| RECORDS FOR THE TASK |

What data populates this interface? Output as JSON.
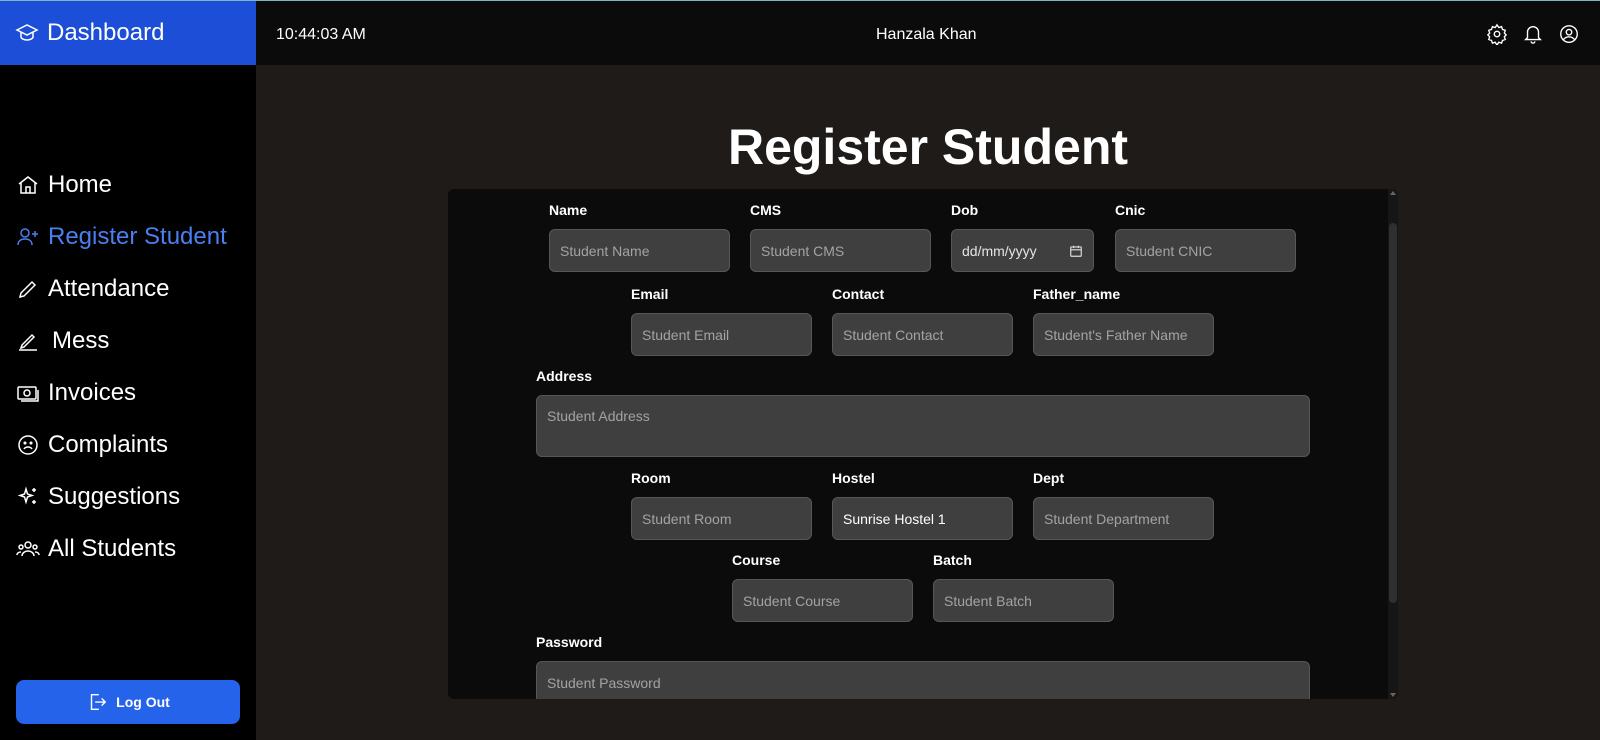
{
  "sidebar": {
    "brand": "Dashboard",
    "items": [
      {
        "label": "Home"
      },
      {
        "label": "Register Student"
      },
      {
        "label": "Attendance"
      },
      {
        "label": "Mess"
      },
      {
        "label": "Invoices"
      },
      {
        "label": "Complaints"
      },
      {
        "label": "Suggestions"
      },
      {
        "label": "All Students"
      }
    ],
    "logout": "Log Out"
  },
  "topbar": {
    "time": "10:44:03 AM",
    "user": "Hanzala Khan"
  },
  "page": {
    "title": "Register Student"
  },
  "form": {
    "name": {
      "label": "Name",
      "placeholder": "Student Name"
    },
    "cms": {
      "label": "CMS",
      "placeholder": "Student CMS"
    },
    "dob": {
      "label": "Dob",
      "placeholder": "dd/mm/yyyy"
    },
    "cnic": {
      "label": "Cnic",
      "placeholder": "Student CNIC"
    },
    "email": {
      "label": "Email",
      "placeholder": "Student Email"
    },
    "contact": {
      "label": "Contact",
      "placeholder": "Student Contact"
    },
    "father_name": {
      "label": "Father_name",
      "placeholder": "Student's Father Name"
    },
    "address": {
      "label": "Address",
      "placeholder": "Student Address"
    },
    "room": {
      "label": "Room",
      "placeholder": "Student Room"
    },
    "hostel": {
      "label": "Hostel",
      "value": "Sunrise Hostel 1"
    },
    "dept": {
      "label": "Dept",
      "placeholder": "Student Department"
    },
    "course": {
      "label": "Course",
      "placeholder": "Student Course"
    },
    "batch": {
      "label": "Batch",
      "placeholder": "Student Batch"
    },
    "password": {
      "label": "Password",
      "placeholder": "Student Password"
    }
  },
  "colors": {
    "brand": "#1d4ed8",
    "active_nav": "#4a7ff0",
    "logout": "#2563eb",
    "background": "#1f1b18",
    "card": "#0b0b0b",
    "input": "#3f3f3f"
  },
  "icons": [
    "graduation-cap-icon",
    "home-icon",
    "user-plus-icon",
    "pencil-icon",
    "pen-icon",
    "banknote-icon",
    "frown-icon",
    "sparkles-icon",
    "users-icon",
    "logout-icon",
    "gear-icon",
    "bell-icon",
    "user-circle-icon",
    "calendar-icon"
  ]
}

| GIVEN INSTRUCTION |
Reproduce the material above verbatim; omit every picture.

| TASK ANSWER |
What data populates this interface? Output as JSON.
{
  "sidebar": {
    "brand": "Dashboard",
    "items": [
      {
        "label": "Home"
      },
      {
        "label": "Register Student"
      },
      {
        "label": "Attendance"
      },
      {
        "label": "Mess"
      },
      {
        "label": "Invoices"
      },
      {
        "label": "Complaints"
      },
      {
        "label": "Suggestions"
      },
      {
        "label": "All Students"
      }
    ],
    "logout": "Log Out"
  },
  "topbar": {
    "time": "10:44:03 AM",
    "user": "Hanzala Khan"
  },
  "page": {
    "title": "Register Student"
  },
  "form": {
    "name": {
      "label": "Name",
      "placeholder": "Student Name"
    },
    "cms": {
      "label": "CMS",
      "placeholder": "Student CMS"
    },
    "dob": {
      "label": "Dob",
      "placeholder": "dd/mm/yyyy"
    },
    "cnic": {
      "label": "Cnic",
      "placeholder": "Student CNIC"
    },
    "email": {
      "label": "Email",
      "placeholder": "Student Email"
    },
    "contact": {
      "label": "Contact",
      "placeholder": "Student Contact"
    },
    "father_name": {
      "label": "Father_name",
      "placeholder": "Student's Father Name"
    },
    "address": {
      "label": "Address",
      "placeholder": "Student Address"
    },
    "room": {
      "label": "Room",
      "placeholder": "Student Room"
    },
    "hostel": {
      "label": "Hostel",
      "value": "Sunrise Hostel 1"
    },
    "dept": {
      "label": "Dept",
      "placeholder": "Student Department"
    },
    "course": {
      "label": "Course",
      "placeholder": "Student Course"
    },
    "batch": {
      "label": "Batch",
      "placeholder": "Student Batch"
    },
    "password": {
      "label": "Password",
      "placeholder": "Student Password"
    }
  },
  "colors": {
    "brand": "#1d4ed8",
    "active_nav": "#4a7ff0",
    "logout": "#2563eb",
    "background": "#1f1b18",
    "card": "#0b0b0b",
    "input": "#3f3f3f"
  },
  "icons": [
    "graduation-cap-icon",
    "home-icon",
    "user-plus-icon",
    "pencil-icon",
    "pen-icon",
    "banknote-icon",
    "frown-icon",
    "sparkles-icon",
    "users-icon",
    "logout-icon",
    "gear-icon",
    "bell-icon",
    "user-circle-icon",
    "calendar-icon"
  ]
}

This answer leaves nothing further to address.